[What you will do]
Look through the material below. Copy each line that contains the string "จกรรมพ".

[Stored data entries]
--------------------------------
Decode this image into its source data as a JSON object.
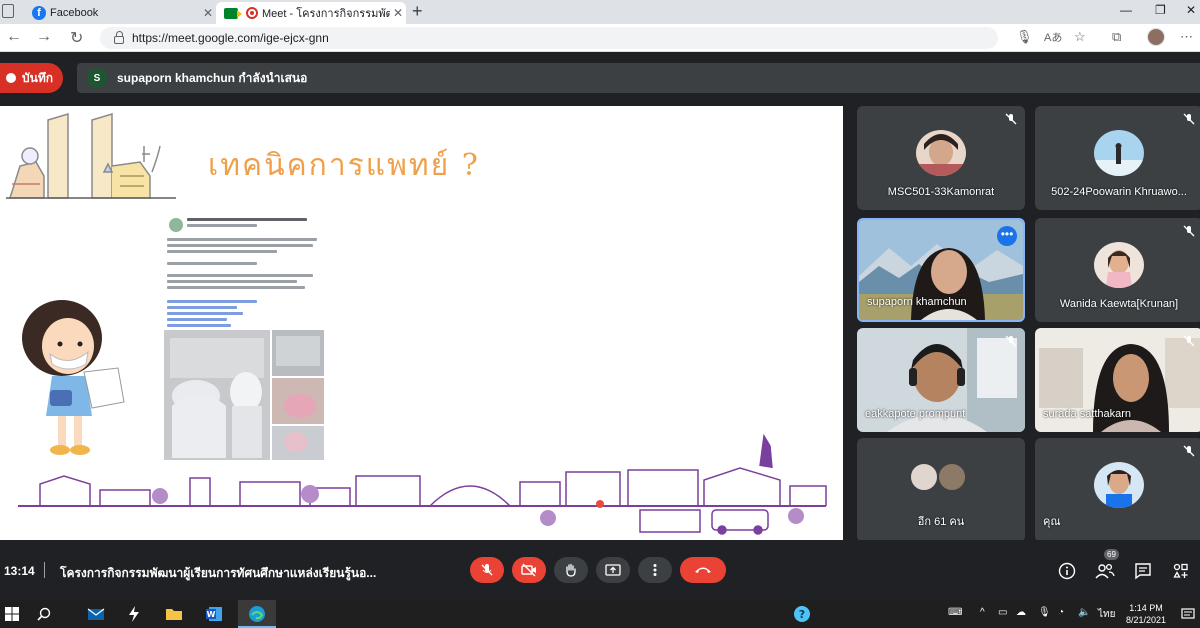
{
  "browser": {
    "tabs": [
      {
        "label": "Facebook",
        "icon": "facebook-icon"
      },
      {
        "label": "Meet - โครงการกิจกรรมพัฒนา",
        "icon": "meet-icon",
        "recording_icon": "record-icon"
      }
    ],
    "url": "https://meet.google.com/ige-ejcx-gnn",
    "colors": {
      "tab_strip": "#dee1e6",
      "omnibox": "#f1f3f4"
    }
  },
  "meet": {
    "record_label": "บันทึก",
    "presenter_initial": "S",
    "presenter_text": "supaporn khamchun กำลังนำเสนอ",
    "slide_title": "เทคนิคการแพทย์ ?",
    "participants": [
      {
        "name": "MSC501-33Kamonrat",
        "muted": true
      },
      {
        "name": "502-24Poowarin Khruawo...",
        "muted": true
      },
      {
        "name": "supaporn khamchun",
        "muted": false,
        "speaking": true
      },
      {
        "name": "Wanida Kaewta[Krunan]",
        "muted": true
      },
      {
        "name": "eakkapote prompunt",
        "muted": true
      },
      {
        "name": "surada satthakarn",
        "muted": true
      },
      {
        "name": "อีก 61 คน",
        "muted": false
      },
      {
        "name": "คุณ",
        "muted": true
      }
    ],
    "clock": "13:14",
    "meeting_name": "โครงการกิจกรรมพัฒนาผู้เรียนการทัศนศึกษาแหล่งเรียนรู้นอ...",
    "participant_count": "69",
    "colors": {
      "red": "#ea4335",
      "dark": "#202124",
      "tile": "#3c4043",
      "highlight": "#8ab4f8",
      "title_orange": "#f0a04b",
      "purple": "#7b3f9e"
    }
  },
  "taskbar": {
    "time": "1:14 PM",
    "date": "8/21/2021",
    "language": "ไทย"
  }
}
--------------------------------
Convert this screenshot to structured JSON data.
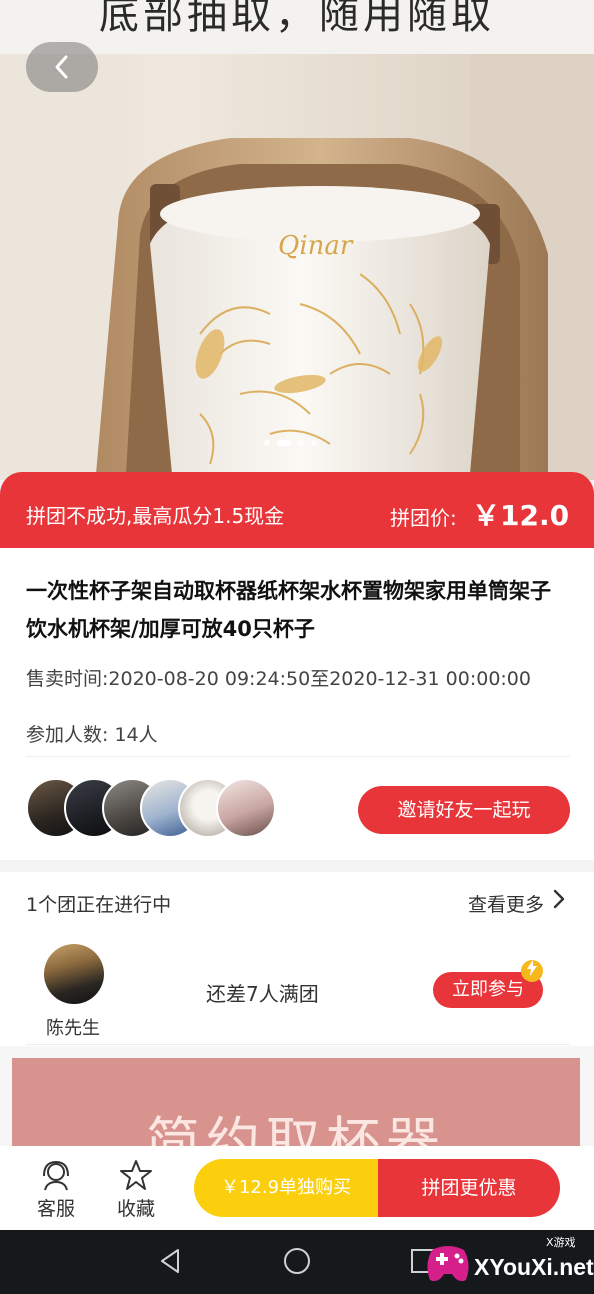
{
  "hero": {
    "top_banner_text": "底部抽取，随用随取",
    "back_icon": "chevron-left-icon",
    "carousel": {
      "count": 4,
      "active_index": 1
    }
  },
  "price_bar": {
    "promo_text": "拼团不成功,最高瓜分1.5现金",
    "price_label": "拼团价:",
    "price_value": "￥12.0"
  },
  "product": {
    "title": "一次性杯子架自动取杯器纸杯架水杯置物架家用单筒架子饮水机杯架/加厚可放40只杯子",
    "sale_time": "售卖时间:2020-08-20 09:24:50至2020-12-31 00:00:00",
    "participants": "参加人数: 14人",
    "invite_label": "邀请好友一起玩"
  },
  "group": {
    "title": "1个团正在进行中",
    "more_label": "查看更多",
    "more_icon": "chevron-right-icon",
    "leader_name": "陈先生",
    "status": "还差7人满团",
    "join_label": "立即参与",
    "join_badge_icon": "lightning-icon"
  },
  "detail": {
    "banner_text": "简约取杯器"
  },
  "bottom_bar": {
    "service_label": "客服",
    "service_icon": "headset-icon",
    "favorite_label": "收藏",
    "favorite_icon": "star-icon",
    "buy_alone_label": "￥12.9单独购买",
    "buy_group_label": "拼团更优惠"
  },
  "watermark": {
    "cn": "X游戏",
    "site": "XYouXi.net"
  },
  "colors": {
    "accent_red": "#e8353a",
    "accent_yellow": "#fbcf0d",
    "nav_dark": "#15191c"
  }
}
--------------------------------
[Solution below]
        "label": "Meet - โครงการกิจกรรมพัฒนา",
    "meeting_name": "โครงการกิจกรรมพัฒนาผู้เรียนการทัศนศึกษาแหล่งเรียนรู้นอ...",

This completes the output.